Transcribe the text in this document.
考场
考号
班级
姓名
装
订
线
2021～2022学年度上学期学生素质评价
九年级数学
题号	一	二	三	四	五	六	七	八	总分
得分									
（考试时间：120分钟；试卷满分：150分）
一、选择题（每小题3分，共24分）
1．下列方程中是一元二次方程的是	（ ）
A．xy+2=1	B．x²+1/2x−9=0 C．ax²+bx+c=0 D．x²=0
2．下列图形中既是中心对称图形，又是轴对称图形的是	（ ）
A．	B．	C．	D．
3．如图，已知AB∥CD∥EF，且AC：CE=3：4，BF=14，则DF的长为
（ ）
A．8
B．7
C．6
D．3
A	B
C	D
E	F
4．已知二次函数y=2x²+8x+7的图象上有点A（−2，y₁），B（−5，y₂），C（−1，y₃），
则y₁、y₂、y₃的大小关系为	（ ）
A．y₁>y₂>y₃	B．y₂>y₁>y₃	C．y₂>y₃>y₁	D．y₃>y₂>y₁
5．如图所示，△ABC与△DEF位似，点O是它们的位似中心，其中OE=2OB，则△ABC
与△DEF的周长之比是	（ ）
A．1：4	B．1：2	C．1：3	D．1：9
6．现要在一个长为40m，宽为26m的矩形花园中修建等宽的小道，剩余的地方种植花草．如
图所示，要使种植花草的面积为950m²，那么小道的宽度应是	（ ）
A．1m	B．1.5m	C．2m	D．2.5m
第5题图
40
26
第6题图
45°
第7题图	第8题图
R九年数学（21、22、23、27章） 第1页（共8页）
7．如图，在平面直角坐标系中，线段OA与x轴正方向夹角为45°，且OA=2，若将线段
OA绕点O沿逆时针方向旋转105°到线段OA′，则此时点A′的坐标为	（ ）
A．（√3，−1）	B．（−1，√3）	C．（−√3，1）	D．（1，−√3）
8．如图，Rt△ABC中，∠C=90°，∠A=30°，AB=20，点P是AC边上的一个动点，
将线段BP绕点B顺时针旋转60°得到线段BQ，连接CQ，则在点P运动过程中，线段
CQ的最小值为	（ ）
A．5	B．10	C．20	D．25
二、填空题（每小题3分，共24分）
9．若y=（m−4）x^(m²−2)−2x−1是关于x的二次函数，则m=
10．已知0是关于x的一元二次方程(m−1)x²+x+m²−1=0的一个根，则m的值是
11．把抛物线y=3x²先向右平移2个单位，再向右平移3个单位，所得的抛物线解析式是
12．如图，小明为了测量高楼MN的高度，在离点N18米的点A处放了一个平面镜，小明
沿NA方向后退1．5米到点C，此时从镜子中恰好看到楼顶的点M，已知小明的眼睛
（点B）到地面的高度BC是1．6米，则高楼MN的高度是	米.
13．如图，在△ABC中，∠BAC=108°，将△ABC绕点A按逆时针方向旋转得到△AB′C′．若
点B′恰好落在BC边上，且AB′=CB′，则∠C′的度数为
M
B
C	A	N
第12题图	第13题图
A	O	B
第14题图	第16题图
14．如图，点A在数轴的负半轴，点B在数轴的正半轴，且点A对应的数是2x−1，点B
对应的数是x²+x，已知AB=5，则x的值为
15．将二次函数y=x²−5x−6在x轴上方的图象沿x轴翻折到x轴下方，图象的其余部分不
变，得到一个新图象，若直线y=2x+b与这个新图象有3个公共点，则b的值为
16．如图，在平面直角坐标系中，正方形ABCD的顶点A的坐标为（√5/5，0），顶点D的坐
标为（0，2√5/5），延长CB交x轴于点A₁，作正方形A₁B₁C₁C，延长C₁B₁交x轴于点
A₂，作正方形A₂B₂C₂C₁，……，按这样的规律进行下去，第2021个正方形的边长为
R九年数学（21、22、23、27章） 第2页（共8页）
****
State the number of lines in the records that contain the string "已知AB", and nothing more.

2